*The request:* Give every line of the data again, unchanged, but with no pictures.

*Task material:*
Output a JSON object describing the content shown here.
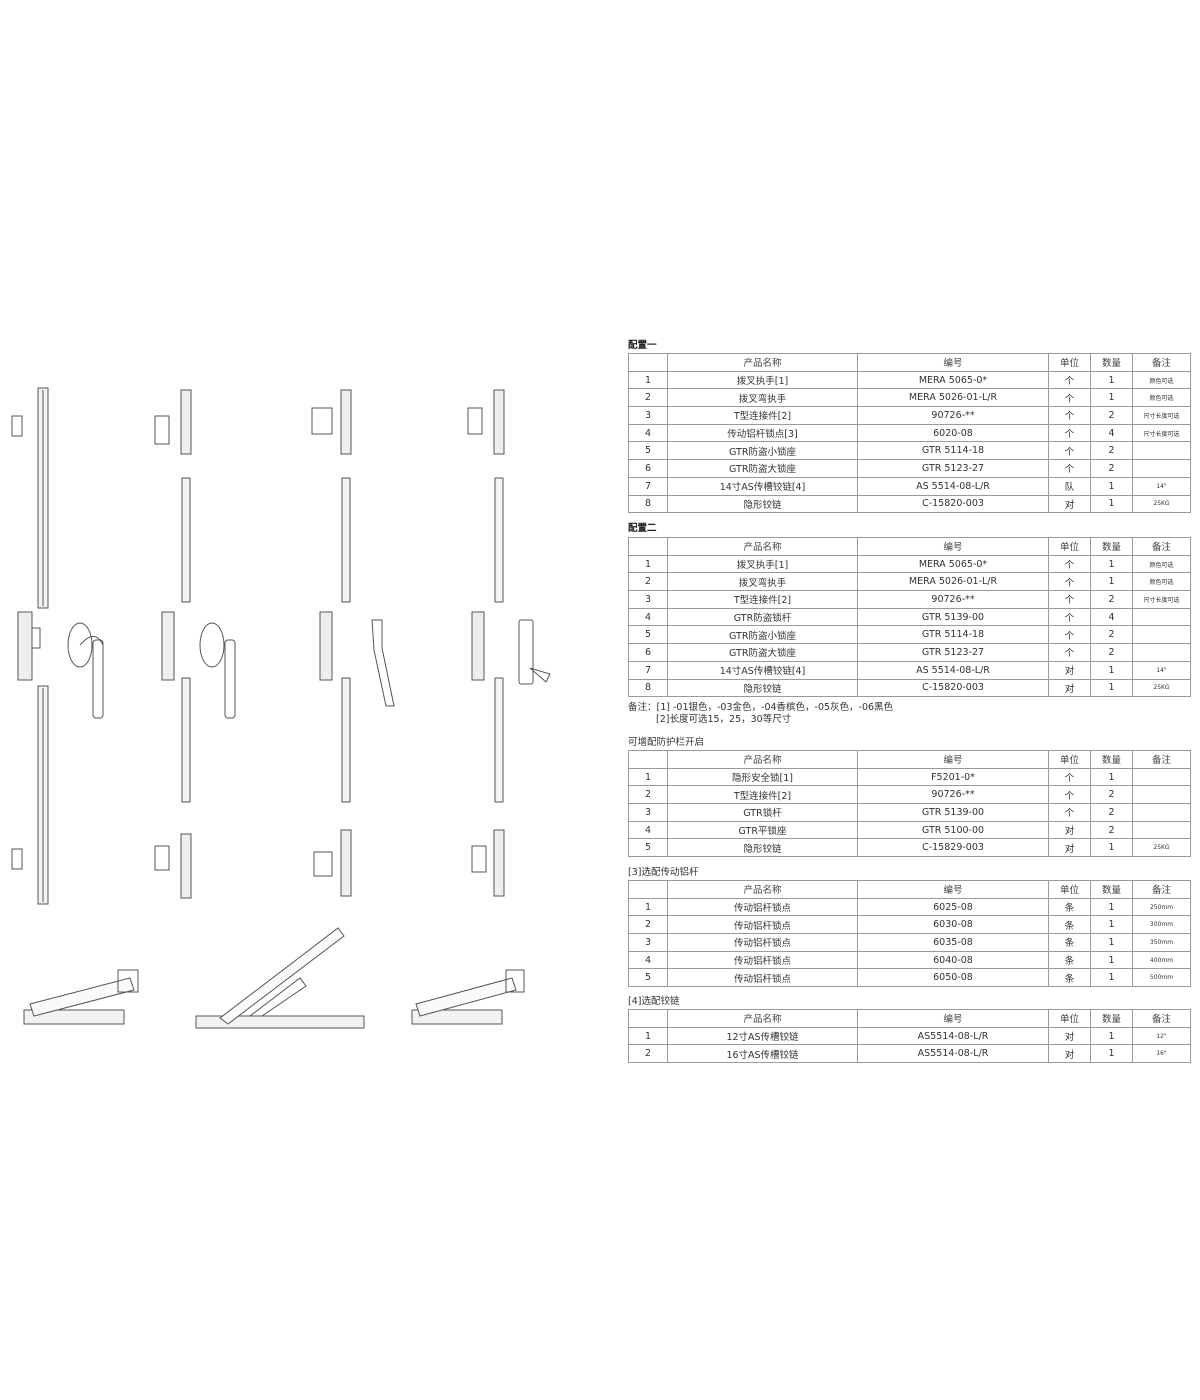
{
  "columns": [
    "",
    "产品名称",
    "编号",
    "单位",
    "数量",
    "备注"
  ],
  "sections": [
    {
      "title": "配置一",
      "bold": true,
      "rows": [
        [
          "1",
          "拨叉执手[1]",
          "MERA 5065-0*",
          "个",
          "1",
          "颜色可选"
        ],
        [
          "2",
          "拨叉弯执手",
          "MERA 5026-01-L/R",
          "个",
          "1",
          "颜色可选"
        ],
        [
          "3",
          "T型连接件[2]",
          "90726-**",
          "个",
          "2",
          "尺寸长度可选"
        ],
        [
          "4",
          "传动铝杆锁点[3]",
          "6020-08",
          "个",
          "4",
          "尺寸长度可选"
        ],
        [
          "5",
          "GTR防盗小锁座",
          "GTR 5114-18",
          "个",
          "2",
          ""
        ],
        [
          "6",
          "GTR防盗大锁座",
          "GTR 5123-27",
          "个",
          "2",
          ""
        ],
        [
          "7",
          "14寸AS传槽铰链[4]",
          "AS 5514-08-L/R",
          "队",
          "1",
          "14\""
        ],
        [
          "8",
          "隐形铰链",
          "C-15820-003",
          "对",
          "1",
          "25KG"
        ]
      ]
    },
    {
      "title": "配置二",
      "bold": true,
      "rows": [
        [
          "1",
          "拨叉执手[1]",
          "MERA 5065-0*",
          "个",
          "1",
          "颜色可选"
        ],
        [
          "2",
          "拨叉弯执手",
          "MERA 5026-01-L/R",
          "个",
          "1",
          "颜色可选"
        ],
        [
          "3",
          "T型连接件[2]",
          "90726-**",
          "个",
          "2",
          "尺寸长度可选"
        ],
        [
          "4",
          "GTR防盗锁杆",
          "GTR 5139-00",
          "个",
          "4",
          ""
        ],
        [
          "5",
          "GTR防盗小锁座",
          "GTR 5114-18",
          "个",
          "2",
          ""
        ],
        [
          "6",
          "GTR防盗大锁座",
          "GTR 5123-27",
          "个",
          "2",
          ""
        ],
        [
          "7",
          "14寸AS传槽铰链[4]",
          "AS 5514-08-L/R",
          "对",
          "1",
          "14\""
        ],
        [
          "8",
          "隐形铰链",
          "C-15820-003",
          "对",
          "1",
          "25KG"
        ]
      ]
    },
    {
      "title": "可增配防护栏开启",
      "bold": false,
      "rows": [
        [
          "1",
          "隐形安全锁[1]",
          "F5201-0*",
          "个",
          "1",
          ""
        ],
        [
          "2",
          "T型连接件[2]",
          "90726-**",
          "个",
          "2",
          ""
        ],
        [
          "3",
          "GTR锁杆",
          "GTR 5139-00",
          "个",
          "2",
          ""
        ],
        [
          "4",
          "GTR平锁座",
          "GTR 5100-00",
          "对",
          "2",
          ""
        ],
        [
          "5",
          "隐形铰链",
          "C-15829-003",
          "对",
          "1",
          "25KG"
        ]
      ]
    },
    {
      "title": "[3]选配传动铝杆",
      "bold": false,
      "rows": [
        [
          "1",
          "传动铝杆锁点",
          "6025-08",
          "条",
          "1",
          "250mm"
        ],
        [
          "2",
          "传动铝杆锁点",
          "6030-08",
          "条",
          "1",
          "300mm"
        ],
        [
          "3",
          "传动铝杆锁点",
          "6035-08",
          "条",
          "1",
          "350mm"
        ],
        [
          "4",
          "传动铝杆锁点",
          "6040-08",
          "条",
          "1",
          "400mm"
        ],
        [
          "5",
          "传动铝杆锁点",
          "6050-08",
          "条",
          "1",
          "500mm"
        ]
      ]
    },
    {
      "title": "[4]选配铰链",
      "bold": false,
      "rows": [
        [
          "1",
          "12寸AS传槽铰链",
          "AS5514-08-L/R",
          "对",
          "1",
          "12\""
        ],
        [
          "2",
          "16寸AS传槽铰链",
          "AS5514-08-L/R",
          "对",
          "1",
          "16\""
        ]
      ]
    }
  ],
  "notes": {
    "line1": "备注：[1] -01银色，-03金色，-04香槟色，-05灰色，-06黑色",
    "line2": "[2]长度可选15，25，30等尺寸"
  },
  "colors": {
    "line": "#9a9a9a",
    "drawing": "#555555"
  }
}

*Written answer:*
Output a JSON object describing the content shown here.
{
  "columns": [
    "",
    "产品名称",
    "编号",
    "单位",
    "数量",
    "备注"
  ],
  "sections": [
    {
      "title": "配置一",
      "bold": true,
      "rows": [
        [
          "1",
          "拨叉执手[1]",
          "MERA 5065-0*",
          "个",
          "1",
          "颜色可选"
        ],
        [
          "2",
          "拨叉弯执手",
          "MERA 5026-01-L/R",
          "个",
          "1",
          "颜色可选"
        ],
        [
          "3",
          "T型连接件[2]",
          "90726-**",
          "个",
          "2",
          "尺寸长度可选"
        ],
        [
          "4",
          "传动铝杆锁点[3]",
          "6020-08",
          "个",
          "4",
          "尺寸长度可选"
        ],
        [
          "5",
          "GTR防盗小锁座",
          "GTR 5114-18",
          "个",
          "2",
          ""
        ],
        [
          "6",
          "GTR防盗大锁座",
          "GTR 5123-27",
          "个",
          "2",
          ""
        ],
        [
          "7",
          "14寸AS传槽铰链[4]",
          "AS 5514-08-L/R",
          "队",
          "1",
          "14\""
        ],
        [
          "8",
          "隐形铰链",
          "C-15820-003",
          "对",
          "1",
          "25KG"
        ]
      ]
    },
    {
      "title": "配置二",
      "bold": true,
      "rows": [
        [
          "1",
          "拨叉执手[1]",
          "MERA 5065-0*",
          "个",
          "1",
          "颜色可选"
        ],
        [
          "2",
          "拨叉弯执手",
          "MERA 5026-01-L/R",
          "个",
          "1",
          "颜色可选"
        ],
        [
          "3",
          "T型连接件[2]",
          "90726-**",
          "个",
          "2",
          "尺寸长度可选"
        ],
        [
          "4",
          "GTR防盗锁杆",
          "GTR 5139-00",
          "个",
          "4",
          ""
        ],
        [
          "5",
          "GTR防盗小锁座",
          "GTR 5114-18",
          "个",
          "2",
          ""
        ],
        [
          "6",
          "GTR防盗大锁座",
          "GTR 5123-27",
          "个",
          "2",
          ""
        ],
        [
          "7",
          "14寸AS传槽铰链[4]",
          "AS 5514-08-L/R",
          "对",
          "1",
          "14\""
        ],
        [
          "8",
          "隐形铰链",
          "C-15820-003",
          "对",
          "1",
          "25KG"
        ]
      ]
    },
    {
      "title": "可增配防护栏开启",
      "bold": false,
      "rows": [
        [
          "1",
          "隐形安全锁[1]",
          "F5201-0*",
          "个",
          "1",
          ""
        ],
        [
          "2",
          "T型连接件[2]",
          "90726-**",
          "个",
          "2",
          ""
        ],
        [
          "3",
          "GTR锁杆",
          "GTR 5139-00",
          "个",
          "2",
          ""
        ],
        [
          "4",
          "GTR平锁座",
          "GTR 5100-00",
          "对",
          "2",
          ""
        ],
        [
          "5",
          "隐形铰链",
          "C-15829-003",
          "对",
          "1",
          "25KG"
        ]
      ]
    },
    {
      "title": "[3]选配传动铝杆",
      "bold": false,
      "rows": [
        [
          "1",
          "传动铝杆锁点",
          "6025-08",
          "条",
          "1",
          "250mm"
        ],
        [
          "2",
          "传动铝杆锁点",
          "6030-08",
          "条",
          "1",
          "300mm"
        ],
        [
          "3",
          "传动铝杆锁点",
          "6035-08",
          "条",
          "1",
          "350mm"
        ],
        [
          "4",
          "传动铝杆锁点",
          "6040-08",
          "条",
          "1",
          "400mm"
        ],
        [
          "5",
          "传动铝杆锁点",
          "6050-08",
          "条",
          "1",
          "500mm"
        ]
      ]
    },
    {
      "title": "[4]选配铰链",
      "bold": false,
      "rows": [
        [
          "1",
          "12寸AS传槽铰链",
          "AS5514-08-L/R",
          "对",
          "1",
          "12\""
        ],
        [
          "2",
          "16寸AS传槽铰链",
          "AS5514-08-L/R",
          "对",
          "1",
          "16\""
        ]
      ]
    }
  ],
  "notes": {
    "line1": "备注：[1] -01银色，-03金色，-04香槟色，-05灰色，-06黑色",
    "line2": "[2]长度可选15，25，30等尺寸"
  },
  "colors": {
    "line": "#9a9a9a",
    "drawing": "#555555"
  }
}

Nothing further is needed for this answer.